__Stated task__: Write out all the material exactly. Leave nothing out.

[Start of Records for the task]

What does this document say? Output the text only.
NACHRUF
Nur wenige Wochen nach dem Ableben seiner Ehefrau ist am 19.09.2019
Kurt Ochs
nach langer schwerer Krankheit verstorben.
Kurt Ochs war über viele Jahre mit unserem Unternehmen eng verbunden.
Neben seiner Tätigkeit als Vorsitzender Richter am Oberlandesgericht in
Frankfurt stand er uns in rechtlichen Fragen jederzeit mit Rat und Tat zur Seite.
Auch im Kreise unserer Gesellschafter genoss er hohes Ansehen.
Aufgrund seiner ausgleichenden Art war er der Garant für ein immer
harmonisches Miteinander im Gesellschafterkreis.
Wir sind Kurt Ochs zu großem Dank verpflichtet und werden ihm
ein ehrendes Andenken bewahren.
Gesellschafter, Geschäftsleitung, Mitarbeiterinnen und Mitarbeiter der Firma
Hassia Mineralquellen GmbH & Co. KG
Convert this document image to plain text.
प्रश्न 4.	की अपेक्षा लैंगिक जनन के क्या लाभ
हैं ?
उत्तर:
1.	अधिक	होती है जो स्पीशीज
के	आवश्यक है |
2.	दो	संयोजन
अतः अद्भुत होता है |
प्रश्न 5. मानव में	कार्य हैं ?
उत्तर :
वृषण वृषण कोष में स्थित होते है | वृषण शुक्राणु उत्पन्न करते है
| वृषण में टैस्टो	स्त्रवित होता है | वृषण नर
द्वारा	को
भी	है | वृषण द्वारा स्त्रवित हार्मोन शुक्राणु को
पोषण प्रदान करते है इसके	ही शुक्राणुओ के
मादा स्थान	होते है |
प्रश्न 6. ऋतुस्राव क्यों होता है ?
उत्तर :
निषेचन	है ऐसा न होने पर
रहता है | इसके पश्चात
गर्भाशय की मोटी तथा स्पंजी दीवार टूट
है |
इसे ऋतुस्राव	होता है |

[End of Records for the task]

__Answer to this task__:
What does this document say? Output the text only.
NACHRUF
Nur wenige Wochen nach dem Ableben seiner Ehefrau ist am 19.09.2019
Kurt Ochs
nach langer schwerer Krankheit verstorben.
Kurt Ochs war über viele Jahre mit unserem Unternehmen eng verbunden.
Neben seiner Tätigkeit als Vorsitzender Richter am Oberlandesgericht in
Frankfurt stand er uns in rechtlichen Fragen jederzeit mit Rat und Tat zur Seite.
Auch im Kreise unserer Gesellschafter genoss er hohes Ansehen.
Aufgrund seiner ausgleichenden Art war er der Garant für ein immer
harmonisches Miteinander im Gesellschafterkreis.
Wir sind Kurt Ochs zu großem Dank verpflichtet und werden ihm
ein ehrendes Andenken bewahren.
Gesellschafter, Geschäftsleitung, Mitarbeiterinnen und Mitarbeiter der Firma
Hassia Mineralquellen GmbH & Co. KG
Convert this document image to plain text.
प्रश्न 4.	की अपेक्षा लैंगिक जनन के क्या लाभ
हैं ?
उत्तर:
1.	अधिक	होती है जो स्पीशीज
के	आवश्यक है |
2.	दो	संयोजन
अतः अद्भुत होता है |
प्रश्न 5. मानव में	कार्य हैं ?
उत्तर :
वृषण वृषण कोष में स्थित होते है | वृषण शुक्राणु उत्पन्न करते है
| वृषण में टैस्टो	स्त्रवित होता है | वृषण नर
द्वारा	को
भी	है | वृषण द्वारा स्त्रवित हार्मोन शुक्राणु को
पोषण प्रदान करते है इसके	ही शुक्राणुओ के
मादा स्थान	होते है |
प्रश्न 6. ऋतुस्राव क्यों होता है ?
उत्तर :
निषेचन	है ऐसा न होने पर
रहता है | इसके पश्चात
गर्भाशय की मोटी तथा स्पंजी दीवार टूट
है |
इसे ऋतुस्राव	होता है |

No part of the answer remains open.